Stored records:
++++++++++
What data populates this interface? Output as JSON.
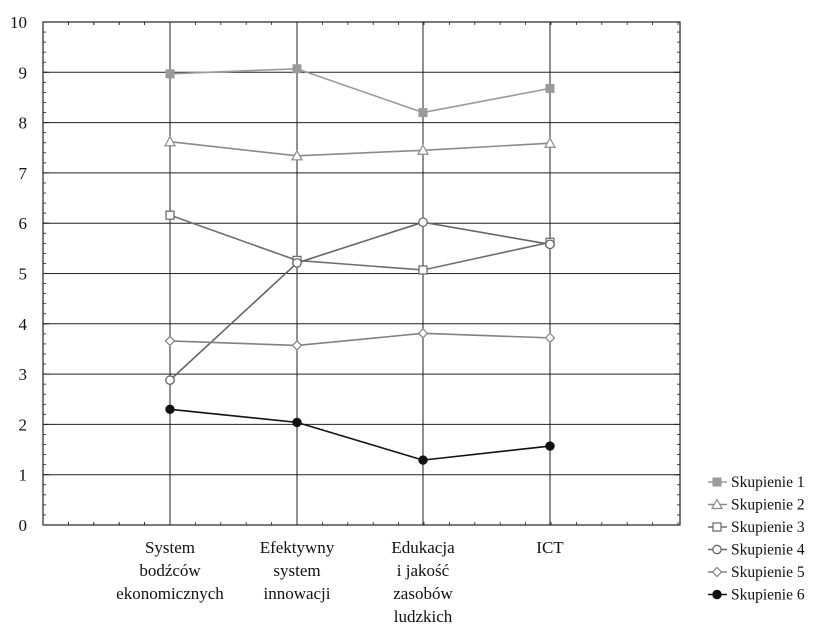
{
  "chart_data": {
    "type": "line",
    "categories": [
      [
        "System",
        "bodźców",
        "ekonomicznych"
      ],
      [
        "Efektywny",
        "system",
        "innowacji"
      ],
      [
        "Edukacja",
        "i jakość",
        "zasobów",
        "ludzkich"
      ],
      [
        "ICT"
      ]
    ],
    "ylim": [
      0,
      10
    ],
    "yticks": [
      0,
      1,
      2,
      3,
      4,
      5,
      6,
      7,
      8,
      9,
      10
    ],
    "grid": true,
    "legend_position": "bottom-right",
    "series": [
      {
        "name": "Skupienie 1",
        "marker": "square-filled",
        "color": "#9a9a9a",
        "values": [
          8.97,
          9.07,
          8.2,
          8.68
        ]
      },
      {
        "name": "Skupienie 2",
        "marker": "triangle-open",
        "color": "#8a8a8a",
        "values": [
          7.62,
          7.34,
          7.45,
          7.59
        ]
      },
      {
        "name": "Skupienie 3",
        "marker": "square-open",
        "color": "#6e6e6e",
        "values": [
          6.16,
          5.26,
          5.07,
          5.62
        ]
      },
      {
        "name": "Skupienie 4",
        "marker": "circle-open",
        "color": "#666666",
        "values": [
          2.88,
          5.21,
          6.02,
          5.58
        ]
      },
      {
        "name": "Skupienie 5",
        "marker": "diamond-open",
        "color": "#808080",
        "values": [
          3.66,
          3.57,
          3.81,
          3.72
        ]
      },
      {
        "name": "Skupienie 6",
        "marker": "circle-filled",
        "color": "#111111",
        "values": [
          2.3,
          2.04,
          1.29,
          1.57
        ]
      }
    ]
  }
}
++++++++++
Work instructions: Every record above should be transcribed exactly; the pictures stay out of the copy.

Full answer:
What data populates this interface? Output as JSON.
{
  "chart_data": {
    "type": "line",
    "categories": [
      [
        "System",
        "bodźców",
        "ekonomicznych"
      ],
      [
        "Efektywny",
        "system",
        "innowacji"
      ],
      [
        "Edukacja",
        "i jakość",
        "zasobów",
        "ludzkich"
      ],
      [
        "ICT"
      ]
    ],
    "ylim": [
      0,
      10
    ],
    "yticks": [
      0,
      1,
      2,
      3,
      4,
      5,
      6,
      7,
      8,
      9,
      10
    ],
    "grid": true,
    "legend_position": "bottom-right",
    "series": [
      {
        "name": "Skupienie 1",
        "marker": "square-filled",
        "color": "#9a9a9a",
        "values": [
          8.97,
          9.07,
          8.2,
          8.68
        ]
      },
      {
        "name": "Skupienie 2",
        "marker": "triangle-open",
        "color": "#8a8a8a",
        "values": [
          7.62,
          7.34,
          7.45,
          7.59
        ]
      },
      {
        "name": "Skupienie 3",
        "marker": "square-open",
        "color": "#6e6e6e",
        "values": [
          6.16,
          5.26,
          5.07,
          5.62
        ]
      },
      {
        "name": "Skupienie 4",
        "marker": "circle-open",
        "color": "#666666",
        "values": [
          2.88,
          5.21,
          6.02,
          5.58
        ]
      },
      {
        "name": "Skupienie 5",
        "marker": "diamond-open",
        "color": "#808080",
        "values": [
          3.66,
          3.57,
          3.81,
          3.72
        ]
      },
      {
        "name": "Skupienie 6",
        "marker": "circle-filled",
        "color": "#111111",
        "values": [
          2.3,
          2.04,
          1.29,
          1.57
        ]
      }
    ]
  }
}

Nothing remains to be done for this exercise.